Stored items from a collection:
==========

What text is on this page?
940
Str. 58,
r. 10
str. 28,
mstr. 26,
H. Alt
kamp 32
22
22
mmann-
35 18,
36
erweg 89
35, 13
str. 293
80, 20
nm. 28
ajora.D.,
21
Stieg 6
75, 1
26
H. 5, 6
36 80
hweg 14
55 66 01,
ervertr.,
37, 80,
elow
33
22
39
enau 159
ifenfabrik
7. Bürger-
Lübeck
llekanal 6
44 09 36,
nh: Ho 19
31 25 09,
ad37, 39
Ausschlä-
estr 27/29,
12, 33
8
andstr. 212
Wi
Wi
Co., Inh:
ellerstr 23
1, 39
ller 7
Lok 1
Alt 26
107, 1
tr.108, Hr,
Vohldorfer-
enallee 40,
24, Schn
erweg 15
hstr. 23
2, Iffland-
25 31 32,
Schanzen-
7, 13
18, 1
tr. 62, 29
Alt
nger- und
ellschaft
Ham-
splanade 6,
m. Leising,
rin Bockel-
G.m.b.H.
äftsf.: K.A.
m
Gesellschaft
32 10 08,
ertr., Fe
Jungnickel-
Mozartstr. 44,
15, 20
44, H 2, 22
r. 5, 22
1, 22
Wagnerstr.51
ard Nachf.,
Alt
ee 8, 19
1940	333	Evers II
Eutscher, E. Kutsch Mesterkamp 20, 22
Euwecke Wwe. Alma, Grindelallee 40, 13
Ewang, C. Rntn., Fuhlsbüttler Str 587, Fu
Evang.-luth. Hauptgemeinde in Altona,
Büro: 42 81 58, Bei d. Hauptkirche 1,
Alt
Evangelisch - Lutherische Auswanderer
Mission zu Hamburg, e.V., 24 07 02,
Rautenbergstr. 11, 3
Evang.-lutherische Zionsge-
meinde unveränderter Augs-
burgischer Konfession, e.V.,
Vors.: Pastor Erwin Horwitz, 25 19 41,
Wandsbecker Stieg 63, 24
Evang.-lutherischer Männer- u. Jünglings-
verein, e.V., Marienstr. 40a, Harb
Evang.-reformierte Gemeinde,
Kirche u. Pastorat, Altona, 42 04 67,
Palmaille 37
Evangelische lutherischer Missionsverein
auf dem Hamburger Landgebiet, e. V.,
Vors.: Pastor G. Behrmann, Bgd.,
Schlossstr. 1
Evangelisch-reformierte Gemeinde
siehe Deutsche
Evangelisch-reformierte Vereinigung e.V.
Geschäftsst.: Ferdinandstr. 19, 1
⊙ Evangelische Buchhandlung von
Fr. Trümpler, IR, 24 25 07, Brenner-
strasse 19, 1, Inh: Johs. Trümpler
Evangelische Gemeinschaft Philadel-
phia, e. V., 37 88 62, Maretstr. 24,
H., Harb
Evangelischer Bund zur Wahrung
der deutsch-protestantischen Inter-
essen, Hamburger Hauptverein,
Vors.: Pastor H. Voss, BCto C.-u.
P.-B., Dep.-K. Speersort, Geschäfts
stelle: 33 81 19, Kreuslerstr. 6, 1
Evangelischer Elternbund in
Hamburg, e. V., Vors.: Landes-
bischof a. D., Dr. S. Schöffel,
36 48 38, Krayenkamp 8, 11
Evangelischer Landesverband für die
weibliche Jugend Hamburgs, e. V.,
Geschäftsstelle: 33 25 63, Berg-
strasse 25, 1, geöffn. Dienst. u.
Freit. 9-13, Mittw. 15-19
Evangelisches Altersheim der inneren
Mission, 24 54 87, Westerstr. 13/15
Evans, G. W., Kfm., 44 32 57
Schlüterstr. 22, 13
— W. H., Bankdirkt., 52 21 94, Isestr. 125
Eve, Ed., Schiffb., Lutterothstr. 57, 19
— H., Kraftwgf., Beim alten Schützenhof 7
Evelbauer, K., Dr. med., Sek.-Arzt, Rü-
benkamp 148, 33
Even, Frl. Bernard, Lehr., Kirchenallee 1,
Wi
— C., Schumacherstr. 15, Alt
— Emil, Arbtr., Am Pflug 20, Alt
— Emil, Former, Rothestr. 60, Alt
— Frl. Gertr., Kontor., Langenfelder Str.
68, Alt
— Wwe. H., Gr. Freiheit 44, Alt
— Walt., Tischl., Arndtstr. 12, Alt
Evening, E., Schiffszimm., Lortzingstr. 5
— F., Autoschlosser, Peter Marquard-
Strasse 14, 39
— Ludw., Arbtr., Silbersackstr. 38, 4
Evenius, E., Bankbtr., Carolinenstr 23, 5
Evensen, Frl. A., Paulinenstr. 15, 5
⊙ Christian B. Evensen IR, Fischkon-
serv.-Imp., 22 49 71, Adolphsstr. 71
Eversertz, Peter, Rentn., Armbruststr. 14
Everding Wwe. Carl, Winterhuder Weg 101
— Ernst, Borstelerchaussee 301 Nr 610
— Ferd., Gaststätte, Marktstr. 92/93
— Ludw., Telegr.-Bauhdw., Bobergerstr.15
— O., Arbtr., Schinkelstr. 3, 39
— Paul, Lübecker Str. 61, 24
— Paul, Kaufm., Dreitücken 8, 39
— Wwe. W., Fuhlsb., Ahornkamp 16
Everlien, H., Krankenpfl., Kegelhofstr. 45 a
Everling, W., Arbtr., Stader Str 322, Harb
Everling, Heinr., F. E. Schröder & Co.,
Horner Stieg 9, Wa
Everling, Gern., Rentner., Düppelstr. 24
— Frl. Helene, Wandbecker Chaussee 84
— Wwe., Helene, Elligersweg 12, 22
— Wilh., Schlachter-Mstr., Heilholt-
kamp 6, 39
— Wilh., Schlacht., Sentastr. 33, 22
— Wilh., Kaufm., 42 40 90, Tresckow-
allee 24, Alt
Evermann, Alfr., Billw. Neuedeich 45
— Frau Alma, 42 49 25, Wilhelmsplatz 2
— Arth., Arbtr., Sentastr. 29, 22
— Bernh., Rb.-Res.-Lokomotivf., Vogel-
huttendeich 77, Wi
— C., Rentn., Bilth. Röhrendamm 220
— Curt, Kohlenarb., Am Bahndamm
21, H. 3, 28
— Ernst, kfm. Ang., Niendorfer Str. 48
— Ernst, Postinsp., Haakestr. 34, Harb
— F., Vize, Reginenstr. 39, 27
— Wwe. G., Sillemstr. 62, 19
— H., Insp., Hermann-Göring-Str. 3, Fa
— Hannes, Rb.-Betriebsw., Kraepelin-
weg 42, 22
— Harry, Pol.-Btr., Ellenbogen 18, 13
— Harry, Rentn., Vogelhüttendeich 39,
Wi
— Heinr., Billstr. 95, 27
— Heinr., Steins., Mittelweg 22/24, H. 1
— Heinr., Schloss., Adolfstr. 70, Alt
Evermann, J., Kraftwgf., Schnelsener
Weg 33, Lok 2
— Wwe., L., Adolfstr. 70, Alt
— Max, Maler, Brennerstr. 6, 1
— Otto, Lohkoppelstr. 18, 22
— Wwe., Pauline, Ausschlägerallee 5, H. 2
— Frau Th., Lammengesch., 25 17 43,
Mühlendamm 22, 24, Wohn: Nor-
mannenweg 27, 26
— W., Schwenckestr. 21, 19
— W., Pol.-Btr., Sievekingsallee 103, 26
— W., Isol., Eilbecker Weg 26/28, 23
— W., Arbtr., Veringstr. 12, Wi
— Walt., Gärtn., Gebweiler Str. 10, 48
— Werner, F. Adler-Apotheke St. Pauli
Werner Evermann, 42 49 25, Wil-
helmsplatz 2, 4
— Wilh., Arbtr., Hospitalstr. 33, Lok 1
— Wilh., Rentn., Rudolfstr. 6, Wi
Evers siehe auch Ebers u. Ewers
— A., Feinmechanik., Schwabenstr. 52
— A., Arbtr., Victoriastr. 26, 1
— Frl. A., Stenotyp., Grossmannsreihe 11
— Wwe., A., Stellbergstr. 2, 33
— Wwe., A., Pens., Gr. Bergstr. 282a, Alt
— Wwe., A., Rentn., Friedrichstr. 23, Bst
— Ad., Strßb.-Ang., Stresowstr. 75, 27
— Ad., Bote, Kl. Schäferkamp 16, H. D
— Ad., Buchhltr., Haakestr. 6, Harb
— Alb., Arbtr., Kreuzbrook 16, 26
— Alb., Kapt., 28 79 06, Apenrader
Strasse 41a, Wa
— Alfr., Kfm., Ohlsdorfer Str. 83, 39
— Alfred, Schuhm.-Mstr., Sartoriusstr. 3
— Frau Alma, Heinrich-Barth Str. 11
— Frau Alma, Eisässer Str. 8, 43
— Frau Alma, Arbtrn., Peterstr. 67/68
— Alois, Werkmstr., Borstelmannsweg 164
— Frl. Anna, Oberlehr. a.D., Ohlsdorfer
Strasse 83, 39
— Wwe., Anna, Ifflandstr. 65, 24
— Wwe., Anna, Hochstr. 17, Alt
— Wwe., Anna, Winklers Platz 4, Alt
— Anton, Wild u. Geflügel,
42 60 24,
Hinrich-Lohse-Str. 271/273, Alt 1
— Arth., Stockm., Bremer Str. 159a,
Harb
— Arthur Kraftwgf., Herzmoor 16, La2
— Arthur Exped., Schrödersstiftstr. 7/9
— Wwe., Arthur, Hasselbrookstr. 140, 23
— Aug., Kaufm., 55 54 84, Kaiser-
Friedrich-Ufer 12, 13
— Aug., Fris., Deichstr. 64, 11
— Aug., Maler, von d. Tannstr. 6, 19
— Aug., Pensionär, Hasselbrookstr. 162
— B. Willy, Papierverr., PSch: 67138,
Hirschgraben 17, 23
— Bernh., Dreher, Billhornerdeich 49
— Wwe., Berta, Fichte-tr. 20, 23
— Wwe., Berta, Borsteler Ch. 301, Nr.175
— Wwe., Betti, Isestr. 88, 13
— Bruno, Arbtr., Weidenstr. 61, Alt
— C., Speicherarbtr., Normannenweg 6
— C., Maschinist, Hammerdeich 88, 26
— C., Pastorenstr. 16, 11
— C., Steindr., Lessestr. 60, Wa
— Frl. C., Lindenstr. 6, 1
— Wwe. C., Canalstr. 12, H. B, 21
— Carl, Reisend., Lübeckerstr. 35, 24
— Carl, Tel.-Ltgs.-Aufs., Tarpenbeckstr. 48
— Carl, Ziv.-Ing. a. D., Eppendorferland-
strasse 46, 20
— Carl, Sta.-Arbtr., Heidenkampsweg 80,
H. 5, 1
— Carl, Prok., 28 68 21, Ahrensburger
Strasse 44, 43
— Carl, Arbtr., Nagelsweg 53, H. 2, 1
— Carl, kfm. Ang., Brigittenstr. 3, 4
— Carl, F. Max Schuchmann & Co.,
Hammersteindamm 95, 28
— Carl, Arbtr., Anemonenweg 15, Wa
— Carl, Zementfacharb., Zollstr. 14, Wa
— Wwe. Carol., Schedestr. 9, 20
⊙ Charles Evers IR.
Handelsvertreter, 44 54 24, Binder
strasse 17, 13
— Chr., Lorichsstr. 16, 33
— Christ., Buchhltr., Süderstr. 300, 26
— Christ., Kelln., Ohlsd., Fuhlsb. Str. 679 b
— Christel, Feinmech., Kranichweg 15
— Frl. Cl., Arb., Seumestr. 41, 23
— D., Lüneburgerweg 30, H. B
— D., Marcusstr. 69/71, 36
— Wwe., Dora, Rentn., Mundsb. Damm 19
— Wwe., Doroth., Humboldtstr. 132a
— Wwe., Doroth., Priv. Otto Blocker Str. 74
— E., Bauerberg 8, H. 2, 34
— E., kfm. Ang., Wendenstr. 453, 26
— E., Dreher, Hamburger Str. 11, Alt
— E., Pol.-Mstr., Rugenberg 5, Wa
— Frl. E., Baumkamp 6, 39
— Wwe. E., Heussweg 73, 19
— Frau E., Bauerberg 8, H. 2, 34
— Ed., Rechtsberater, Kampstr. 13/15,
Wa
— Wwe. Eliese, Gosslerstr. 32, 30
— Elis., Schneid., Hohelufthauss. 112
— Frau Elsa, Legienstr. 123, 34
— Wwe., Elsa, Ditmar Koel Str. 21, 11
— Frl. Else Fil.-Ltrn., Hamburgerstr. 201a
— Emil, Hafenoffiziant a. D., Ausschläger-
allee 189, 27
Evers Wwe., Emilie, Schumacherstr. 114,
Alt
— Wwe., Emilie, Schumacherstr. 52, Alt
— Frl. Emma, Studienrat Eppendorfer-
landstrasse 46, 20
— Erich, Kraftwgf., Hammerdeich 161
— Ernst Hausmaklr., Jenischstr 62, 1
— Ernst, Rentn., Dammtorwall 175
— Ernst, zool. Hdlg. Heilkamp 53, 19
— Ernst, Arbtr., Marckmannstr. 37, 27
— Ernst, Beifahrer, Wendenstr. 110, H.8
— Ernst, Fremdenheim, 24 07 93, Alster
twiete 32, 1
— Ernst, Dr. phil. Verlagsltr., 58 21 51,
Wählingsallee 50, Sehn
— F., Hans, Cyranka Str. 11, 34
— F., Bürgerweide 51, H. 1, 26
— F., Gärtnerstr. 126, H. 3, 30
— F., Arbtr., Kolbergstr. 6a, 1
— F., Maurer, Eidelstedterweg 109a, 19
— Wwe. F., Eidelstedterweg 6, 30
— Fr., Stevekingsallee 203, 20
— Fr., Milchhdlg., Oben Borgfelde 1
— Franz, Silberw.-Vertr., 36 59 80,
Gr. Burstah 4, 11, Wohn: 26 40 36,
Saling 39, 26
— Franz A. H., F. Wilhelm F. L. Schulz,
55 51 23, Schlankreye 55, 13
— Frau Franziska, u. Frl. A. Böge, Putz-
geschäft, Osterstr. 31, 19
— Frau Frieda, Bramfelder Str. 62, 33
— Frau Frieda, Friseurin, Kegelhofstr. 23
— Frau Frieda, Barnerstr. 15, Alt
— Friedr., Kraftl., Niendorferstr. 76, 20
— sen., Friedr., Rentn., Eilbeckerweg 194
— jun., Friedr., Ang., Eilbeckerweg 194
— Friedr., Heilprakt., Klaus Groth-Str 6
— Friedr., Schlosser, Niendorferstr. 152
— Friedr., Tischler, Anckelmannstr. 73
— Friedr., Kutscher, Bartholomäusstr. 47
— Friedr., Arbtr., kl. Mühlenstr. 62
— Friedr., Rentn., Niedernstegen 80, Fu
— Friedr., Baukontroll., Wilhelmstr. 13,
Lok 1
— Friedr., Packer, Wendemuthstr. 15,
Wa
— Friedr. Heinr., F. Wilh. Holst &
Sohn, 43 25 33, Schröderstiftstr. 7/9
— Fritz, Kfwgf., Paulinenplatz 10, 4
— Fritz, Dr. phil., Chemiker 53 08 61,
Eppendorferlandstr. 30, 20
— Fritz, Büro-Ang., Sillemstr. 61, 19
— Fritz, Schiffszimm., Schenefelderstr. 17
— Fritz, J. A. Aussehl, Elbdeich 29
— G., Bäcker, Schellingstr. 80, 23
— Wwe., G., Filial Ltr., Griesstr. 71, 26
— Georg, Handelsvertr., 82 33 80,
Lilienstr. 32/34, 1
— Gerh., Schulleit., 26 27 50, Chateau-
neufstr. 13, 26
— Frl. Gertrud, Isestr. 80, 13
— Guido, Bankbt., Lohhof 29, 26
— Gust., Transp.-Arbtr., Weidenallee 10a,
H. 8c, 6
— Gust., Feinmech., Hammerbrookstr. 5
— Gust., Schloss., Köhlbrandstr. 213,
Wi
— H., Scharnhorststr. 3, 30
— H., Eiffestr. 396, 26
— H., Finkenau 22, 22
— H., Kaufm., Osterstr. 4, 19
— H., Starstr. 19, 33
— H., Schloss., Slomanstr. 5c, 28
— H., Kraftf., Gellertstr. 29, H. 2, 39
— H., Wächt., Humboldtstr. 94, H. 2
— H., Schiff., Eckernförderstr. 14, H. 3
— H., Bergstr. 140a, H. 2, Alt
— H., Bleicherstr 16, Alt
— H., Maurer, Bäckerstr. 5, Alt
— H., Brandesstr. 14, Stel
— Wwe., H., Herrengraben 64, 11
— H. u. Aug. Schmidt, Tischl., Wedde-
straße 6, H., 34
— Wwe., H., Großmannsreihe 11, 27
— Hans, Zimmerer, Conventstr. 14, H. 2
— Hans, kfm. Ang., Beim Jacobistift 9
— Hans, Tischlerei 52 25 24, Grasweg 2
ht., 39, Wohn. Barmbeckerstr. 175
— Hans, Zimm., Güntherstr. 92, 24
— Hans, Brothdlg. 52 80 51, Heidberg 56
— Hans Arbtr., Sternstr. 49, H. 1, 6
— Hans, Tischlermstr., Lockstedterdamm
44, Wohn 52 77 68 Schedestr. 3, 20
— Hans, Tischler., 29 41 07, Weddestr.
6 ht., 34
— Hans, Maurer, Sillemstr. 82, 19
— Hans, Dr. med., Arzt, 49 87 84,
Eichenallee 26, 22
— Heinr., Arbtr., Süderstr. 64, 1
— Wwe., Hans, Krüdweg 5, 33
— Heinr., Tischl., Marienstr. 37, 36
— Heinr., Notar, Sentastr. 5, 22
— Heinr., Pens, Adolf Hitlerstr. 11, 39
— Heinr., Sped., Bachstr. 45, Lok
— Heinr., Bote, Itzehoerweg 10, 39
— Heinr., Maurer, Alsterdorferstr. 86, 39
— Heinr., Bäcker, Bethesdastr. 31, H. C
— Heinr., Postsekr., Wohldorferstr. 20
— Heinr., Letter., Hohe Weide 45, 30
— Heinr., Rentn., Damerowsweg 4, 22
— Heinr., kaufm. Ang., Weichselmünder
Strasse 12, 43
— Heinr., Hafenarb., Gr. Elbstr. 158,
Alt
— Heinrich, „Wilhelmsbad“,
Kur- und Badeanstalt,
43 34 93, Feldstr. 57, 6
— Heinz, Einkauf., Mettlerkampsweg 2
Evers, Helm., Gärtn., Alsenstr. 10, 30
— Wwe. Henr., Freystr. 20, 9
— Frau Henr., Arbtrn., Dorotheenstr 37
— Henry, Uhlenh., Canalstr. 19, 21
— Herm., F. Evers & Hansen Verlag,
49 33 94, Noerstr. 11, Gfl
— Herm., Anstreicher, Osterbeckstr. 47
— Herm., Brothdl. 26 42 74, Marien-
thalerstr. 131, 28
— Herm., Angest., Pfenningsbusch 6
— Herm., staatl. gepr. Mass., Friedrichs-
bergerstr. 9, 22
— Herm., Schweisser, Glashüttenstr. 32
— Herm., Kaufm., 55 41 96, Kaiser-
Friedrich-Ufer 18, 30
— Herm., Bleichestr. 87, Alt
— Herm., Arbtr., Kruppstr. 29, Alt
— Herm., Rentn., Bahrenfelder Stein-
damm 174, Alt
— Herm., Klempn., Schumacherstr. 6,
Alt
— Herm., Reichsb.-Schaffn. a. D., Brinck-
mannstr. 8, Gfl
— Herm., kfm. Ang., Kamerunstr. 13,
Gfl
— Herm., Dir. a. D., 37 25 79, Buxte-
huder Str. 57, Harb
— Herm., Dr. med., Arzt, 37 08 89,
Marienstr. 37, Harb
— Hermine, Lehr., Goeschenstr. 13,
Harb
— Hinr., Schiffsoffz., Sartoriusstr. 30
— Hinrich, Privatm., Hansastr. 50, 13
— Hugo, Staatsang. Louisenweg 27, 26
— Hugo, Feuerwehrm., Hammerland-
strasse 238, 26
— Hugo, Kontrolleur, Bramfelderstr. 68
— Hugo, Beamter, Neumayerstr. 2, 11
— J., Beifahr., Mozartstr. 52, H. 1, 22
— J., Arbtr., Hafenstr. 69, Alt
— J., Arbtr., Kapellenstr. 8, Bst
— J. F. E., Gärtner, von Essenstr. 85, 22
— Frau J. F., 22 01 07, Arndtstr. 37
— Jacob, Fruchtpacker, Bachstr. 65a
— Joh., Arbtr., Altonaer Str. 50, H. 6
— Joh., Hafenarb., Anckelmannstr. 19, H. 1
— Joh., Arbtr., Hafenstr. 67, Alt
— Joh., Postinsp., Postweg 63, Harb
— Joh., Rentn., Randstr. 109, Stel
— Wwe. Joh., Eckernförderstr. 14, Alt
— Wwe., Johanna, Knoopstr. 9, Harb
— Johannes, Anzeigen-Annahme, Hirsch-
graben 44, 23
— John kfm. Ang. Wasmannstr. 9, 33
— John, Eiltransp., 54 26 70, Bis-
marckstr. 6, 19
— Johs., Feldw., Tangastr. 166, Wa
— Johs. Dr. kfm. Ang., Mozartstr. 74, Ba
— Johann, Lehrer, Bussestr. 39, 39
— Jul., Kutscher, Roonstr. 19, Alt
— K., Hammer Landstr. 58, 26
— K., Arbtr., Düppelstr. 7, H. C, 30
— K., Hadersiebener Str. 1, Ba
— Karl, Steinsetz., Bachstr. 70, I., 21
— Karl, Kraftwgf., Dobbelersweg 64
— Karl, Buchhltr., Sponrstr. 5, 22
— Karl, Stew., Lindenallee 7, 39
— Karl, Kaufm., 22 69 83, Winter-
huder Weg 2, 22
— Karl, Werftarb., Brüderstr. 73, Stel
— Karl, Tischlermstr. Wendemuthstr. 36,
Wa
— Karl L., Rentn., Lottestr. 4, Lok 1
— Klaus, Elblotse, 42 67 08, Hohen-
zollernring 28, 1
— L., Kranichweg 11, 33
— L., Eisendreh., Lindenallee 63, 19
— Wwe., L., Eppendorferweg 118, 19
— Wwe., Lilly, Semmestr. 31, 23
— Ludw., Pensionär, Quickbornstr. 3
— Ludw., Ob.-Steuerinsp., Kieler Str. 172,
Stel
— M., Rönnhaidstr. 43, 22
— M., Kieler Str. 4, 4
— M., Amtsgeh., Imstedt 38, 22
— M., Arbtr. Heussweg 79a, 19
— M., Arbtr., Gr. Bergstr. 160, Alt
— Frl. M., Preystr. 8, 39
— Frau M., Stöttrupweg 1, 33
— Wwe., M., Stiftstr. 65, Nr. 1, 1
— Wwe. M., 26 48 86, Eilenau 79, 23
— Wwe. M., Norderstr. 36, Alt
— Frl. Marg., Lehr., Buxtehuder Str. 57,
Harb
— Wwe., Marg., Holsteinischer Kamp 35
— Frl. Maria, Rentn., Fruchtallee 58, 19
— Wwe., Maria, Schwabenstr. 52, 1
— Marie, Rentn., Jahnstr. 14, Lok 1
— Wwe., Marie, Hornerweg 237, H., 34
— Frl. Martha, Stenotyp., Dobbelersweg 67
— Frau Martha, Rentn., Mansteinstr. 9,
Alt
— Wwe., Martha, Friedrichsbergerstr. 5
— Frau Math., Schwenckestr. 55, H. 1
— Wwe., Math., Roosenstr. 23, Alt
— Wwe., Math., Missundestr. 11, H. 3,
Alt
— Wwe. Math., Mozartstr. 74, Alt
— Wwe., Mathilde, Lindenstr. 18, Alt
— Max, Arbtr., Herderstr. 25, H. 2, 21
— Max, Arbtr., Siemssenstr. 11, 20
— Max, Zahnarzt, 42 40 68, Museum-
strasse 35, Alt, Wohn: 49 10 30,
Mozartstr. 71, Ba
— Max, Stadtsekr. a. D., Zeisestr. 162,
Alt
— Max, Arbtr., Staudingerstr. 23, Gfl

==========

Written problem: Copy, from the material above, each line in which the string "Otto" occurs.

Solution to this task:
— Otto, Lohkoppelstr. 18, 22
— Wwe., Doroth., Priv. Otto Blocker Str. 74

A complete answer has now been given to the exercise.